*STATED TASK*
Convert the data lines between the one containing "box-bbs: BBS 论坛社区系统 xyxy=(1423,153,1614,234)" and the one containing "box-title: Member xyxy=(1228,417,1302,440)", inclusive, into a JSON list of strings with one string per line and blank lines left out.

*DATASET EXTRACT*
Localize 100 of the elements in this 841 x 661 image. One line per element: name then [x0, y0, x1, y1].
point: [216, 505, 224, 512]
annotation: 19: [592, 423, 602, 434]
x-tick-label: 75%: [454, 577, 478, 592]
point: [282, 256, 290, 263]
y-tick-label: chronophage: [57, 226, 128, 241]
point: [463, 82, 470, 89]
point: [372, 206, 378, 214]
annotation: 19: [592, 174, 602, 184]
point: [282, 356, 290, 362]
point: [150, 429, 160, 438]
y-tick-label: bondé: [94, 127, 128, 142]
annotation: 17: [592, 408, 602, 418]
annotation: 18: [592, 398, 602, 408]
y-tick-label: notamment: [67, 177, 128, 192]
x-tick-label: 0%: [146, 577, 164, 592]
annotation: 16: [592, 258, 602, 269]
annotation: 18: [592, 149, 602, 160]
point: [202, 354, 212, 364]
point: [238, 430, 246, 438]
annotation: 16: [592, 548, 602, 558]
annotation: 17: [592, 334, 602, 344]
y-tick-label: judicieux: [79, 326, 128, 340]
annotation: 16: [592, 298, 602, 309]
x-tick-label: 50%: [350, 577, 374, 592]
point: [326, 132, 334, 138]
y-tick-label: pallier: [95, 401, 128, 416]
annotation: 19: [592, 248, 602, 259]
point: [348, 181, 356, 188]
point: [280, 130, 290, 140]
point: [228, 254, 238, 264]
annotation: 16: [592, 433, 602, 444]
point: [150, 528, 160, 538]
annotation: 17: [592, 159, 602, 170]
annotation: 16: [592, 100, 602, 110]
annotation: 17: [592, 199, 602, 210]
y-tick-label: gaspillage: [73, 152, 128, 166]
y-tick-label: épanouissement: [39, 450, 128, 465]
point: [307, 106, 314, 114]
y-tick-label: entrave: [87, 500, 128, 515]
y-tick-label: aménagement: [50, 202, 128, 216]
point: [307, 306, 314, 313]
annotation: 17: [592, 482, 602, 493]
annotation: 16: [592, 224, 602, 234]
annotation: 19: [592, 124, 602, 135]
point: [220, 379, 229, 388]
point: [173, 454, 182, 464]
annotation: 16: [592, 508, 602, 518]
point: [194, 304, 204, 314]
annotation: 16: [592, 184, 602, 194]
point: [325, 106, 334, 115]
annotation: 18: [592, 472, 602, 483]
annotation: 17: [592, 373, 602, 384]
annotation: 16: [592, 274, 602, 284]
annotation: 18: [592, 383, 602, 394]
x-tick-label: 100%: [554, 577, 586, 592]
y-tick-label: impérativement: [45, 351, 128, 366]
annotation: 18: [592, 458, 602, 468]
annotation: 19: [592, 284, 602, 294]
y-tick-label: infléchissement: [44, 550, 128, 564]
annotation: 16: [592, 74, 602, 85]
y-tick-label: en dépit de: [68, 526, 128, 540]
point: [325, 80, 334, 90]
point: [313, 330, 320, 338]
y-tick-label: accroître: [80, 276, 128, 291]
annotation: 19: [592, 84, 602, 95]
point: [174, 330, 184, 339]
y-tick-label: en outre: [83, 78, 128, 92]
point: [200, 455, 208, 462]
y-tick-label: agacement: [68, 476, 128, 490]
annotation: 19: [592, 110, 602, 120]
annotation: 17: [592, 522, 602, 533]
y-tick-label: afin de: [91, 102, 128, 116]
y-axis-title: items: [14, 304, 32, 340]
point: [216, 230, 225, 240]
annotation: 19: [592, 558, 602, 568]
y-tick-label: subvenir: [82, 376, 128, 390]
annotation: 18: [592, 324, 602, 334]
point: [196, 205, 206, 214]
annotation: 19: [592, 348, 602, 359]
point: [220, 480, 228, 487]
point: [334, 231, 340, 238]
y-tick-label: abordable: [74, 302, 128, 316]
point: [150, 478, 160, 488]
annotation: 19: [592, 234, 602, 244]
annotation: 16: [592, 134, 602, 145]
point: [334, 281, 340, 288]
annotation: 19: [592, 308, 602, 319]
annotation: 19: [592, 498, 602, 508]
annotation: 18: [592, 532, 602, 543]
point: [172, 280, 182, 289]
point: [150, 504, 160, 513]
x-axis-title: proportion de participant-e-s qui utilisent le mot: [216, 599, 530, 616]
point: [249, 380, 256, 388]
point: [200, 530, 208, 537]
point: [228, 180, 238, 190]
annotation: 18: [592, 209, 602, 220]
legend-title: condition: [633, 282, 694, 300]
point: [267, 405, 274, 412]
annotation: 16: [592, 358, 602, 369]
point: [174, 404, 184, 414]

--

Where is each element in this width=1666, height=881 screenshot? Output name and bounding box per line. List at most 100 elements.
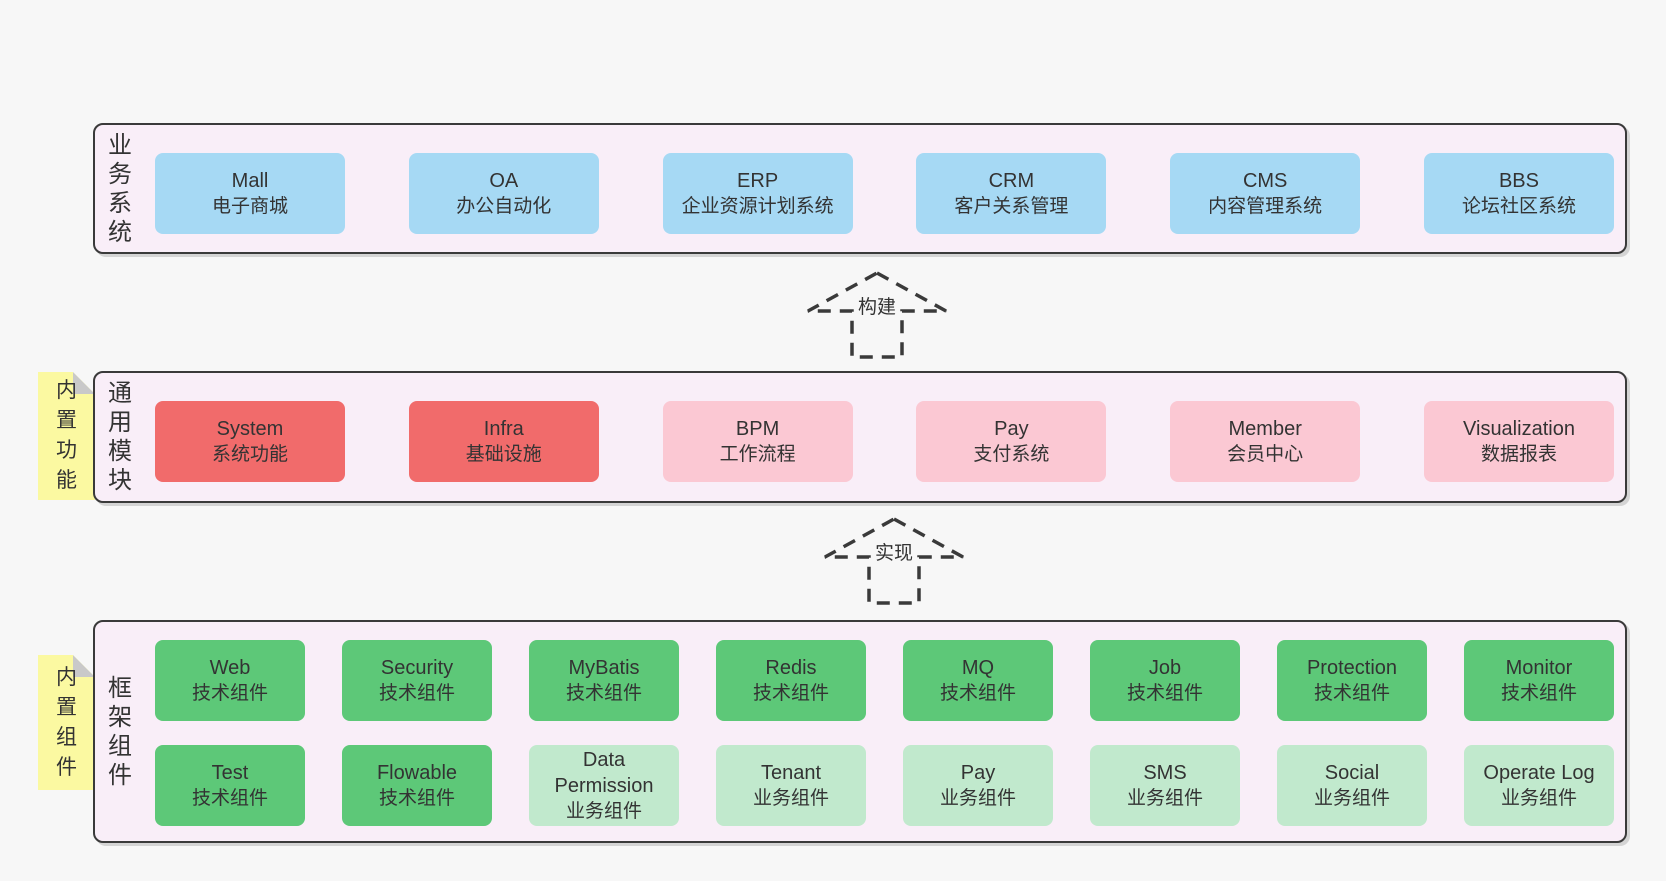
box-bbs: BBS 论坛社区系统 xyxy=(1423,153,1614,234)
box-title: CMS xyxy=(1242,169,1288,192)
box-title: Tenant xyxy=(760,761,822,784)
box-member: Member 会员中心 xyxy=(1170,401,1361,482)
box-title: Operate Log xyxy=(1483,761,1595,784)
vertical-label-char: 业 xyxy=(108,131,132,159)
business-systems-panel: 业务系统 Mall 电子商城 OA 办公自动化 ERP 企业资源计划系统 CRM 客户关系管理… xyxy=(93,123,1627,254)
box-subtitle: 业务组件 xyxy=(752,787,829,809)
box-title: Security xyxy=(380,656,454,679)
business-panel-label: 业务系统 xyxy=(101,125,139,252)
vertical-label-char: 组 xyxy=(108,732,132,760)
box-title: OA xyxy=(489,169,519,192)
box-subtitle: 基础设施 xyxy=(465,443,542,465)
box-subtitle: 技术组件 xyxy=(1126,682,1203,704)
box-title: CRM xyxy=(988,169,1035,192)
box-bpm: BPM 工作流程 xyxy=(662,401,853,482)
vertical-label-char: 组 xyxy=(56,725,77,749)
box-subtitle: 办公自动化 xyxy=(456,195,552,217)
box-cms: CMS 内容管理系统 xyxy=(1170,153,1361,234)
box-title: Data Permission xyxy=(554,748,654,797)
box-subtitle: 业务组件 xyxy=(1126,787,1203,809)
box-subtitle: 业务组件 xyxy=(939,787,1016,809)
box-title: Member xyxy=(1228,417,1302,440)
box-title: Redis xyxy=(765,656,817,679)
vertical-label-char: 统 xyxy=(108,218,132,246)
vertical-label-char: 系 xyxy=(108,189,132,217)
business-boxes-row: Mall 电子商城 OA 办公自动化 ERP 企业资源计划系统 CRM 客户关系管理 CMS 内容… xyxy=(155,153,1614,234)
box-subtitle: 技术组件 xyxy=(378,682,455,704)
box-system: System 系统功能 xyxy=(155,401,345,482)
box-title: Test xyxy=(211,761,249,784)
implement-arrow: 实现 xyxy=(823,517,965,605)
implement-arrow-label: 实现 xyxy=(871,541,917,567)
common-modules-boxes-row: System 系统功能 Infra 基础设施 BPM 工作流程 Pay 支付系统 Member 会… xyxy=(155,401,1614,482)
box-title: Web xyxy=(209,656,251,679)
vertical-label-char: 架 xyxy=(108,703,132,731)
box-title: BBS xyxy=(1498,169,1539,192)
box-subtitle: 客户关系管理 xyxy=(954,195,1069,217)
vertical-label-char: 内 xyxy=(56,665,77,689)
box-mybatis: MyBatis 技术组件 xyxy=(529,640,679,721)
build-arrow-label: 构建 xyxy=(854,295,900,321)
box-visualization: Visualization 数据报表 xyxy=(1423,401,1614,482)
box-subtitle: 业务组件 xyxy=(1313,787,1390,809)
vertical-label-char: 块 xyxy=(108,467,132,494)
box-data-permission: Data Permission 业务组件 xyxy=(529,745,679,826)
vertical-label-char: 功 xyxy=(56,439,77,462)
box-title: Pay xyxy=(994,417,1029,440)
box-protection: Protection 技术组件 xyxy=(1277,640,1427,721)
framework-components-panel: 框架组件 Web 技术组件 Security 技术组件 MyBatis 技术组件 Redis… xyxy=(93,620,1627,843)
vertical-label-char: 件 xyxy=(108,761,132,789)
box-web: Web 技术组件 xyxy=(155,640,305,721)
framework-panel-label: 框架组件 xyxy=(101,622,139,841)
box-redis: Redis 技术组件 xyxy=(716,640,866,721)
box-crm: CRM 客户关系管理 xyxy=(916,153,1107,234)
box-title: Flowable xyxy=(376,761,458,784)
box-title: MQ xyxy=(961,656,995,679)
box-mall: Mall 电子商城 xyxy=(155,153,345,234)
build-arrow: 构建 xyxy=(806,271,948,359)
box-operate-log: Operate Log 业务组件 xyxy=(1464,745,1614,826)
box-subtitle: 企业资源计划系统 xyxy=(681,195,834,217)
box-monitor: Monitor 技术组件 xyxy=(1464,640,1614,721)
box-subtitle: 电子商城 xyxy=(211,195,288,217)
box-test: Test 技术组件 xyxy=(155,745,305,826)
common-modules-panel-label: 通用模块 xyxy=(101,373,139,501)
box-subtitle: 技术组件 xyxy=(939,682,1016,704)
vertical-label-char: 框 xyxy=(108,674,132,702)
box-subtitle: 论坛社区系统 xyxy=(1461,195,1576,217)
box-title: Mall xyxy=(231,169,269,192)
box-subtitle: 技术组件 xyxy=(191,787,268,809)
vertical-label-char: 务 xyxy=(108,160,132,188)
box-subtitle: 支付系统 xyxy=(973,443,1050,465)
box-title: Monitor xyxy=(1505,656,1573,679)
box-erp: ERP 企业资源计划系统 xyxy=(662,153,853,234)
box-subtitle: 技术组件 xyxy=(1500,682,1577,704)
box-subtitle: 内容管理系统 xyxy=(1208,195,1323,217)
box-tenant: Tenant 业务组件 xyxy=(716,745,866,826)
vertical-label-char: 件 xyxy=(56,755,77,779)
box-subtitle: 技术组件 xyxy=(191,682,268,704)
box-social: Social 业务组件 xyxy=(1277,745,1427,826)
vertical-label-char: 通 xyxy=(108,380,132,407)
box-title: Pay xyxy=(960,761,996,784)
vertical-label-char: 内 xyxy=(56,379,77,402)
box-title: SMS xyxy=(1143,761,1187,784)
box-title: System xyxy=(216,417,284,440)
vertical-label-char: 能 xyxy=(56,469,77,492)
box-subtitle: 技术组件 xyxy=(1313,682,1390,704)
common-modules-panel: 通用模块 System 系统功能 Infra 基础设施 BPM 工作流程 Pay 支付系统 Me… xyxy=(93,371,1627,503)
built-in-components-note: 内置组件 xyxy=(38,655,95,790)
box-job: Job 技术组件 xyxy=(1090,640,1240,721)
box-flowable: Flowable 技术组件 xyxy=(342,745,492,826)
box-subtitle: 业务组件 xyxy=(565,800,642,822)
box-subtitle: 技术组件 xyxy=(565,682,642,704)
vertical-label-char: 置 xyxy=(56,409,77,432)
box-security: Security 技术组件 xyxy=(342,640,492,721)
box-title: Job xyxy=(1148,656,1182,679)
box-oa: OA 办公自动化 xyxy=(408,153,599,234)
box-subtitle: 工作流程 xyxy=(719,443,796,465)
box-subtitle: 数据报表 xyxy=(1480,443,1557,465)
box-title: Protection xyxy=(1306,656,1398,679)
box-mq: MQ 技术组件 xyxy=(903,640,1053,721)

*SOLUTION*
[
  "box-bbs: BBS 论坛社区系统 xyxy=(1423,153,1614,234)",
  "box-title: CMS xyxy=(1242,169,1288,192)",
  "box-title: Tenant xyxy=(760,761,822,784)",
  "box-member: Member 会员中心 xyxy=(1170,401,1361,482)",
  "box-title: Operate Log xyxy=(1483,761,1595,784)",
  "vertical-label-char: 业 xyxy=(108,131,132,159)",
  "business-systems-panel: 业务系统 Mall 电子商城 OA 办公自动化 ERP 企业资源计划系统 CRM 客户关系管理… xyxy=(93,123,1627,254)",
  "box-subtitle: 业务组件 xyxy=(752,787,829,809)",
  "box-title: Security xyxy=(380,656,454,679)",
  "business-panel-label: 业务系统 xyxy=(101,125,139,252)",
  "vertical-label-char: 组 xyxy=(108,732,132,760)",
  "box-title: OA xyxy=(489,169,519,192)",
  "box-subtitle: 基础设施 xyxy=(465,443,542,465)",
  "box-subtitle: 技术组件 xyxy=(1126,682,1203,704)",
  "box-title: CRM xyxy=(988,169,1035,192)",
  "box-bpm: BPM 工作流程 xyxy=(662,401,853,482)",
  "vertical-label-char: 组 xyxy=(56,725,77,749)",
  "box-subtitle: 办公自动化 xyxy=(456,195,552,217)",
  "box-cms: CMS 内容管理系统 xyxy=(1170,153,1361,234)",
  "box-title: Data Permission xyxy=(554,748,654,797)",
  "box-subtitle: 业务组件 xyxy=(1126,787,1203,809)",
  "box-subtitle: 业务组件 xyxy=(939,787,1016,809)",
  "box-title: Member xyxy=(1228,417,1302,440)"
]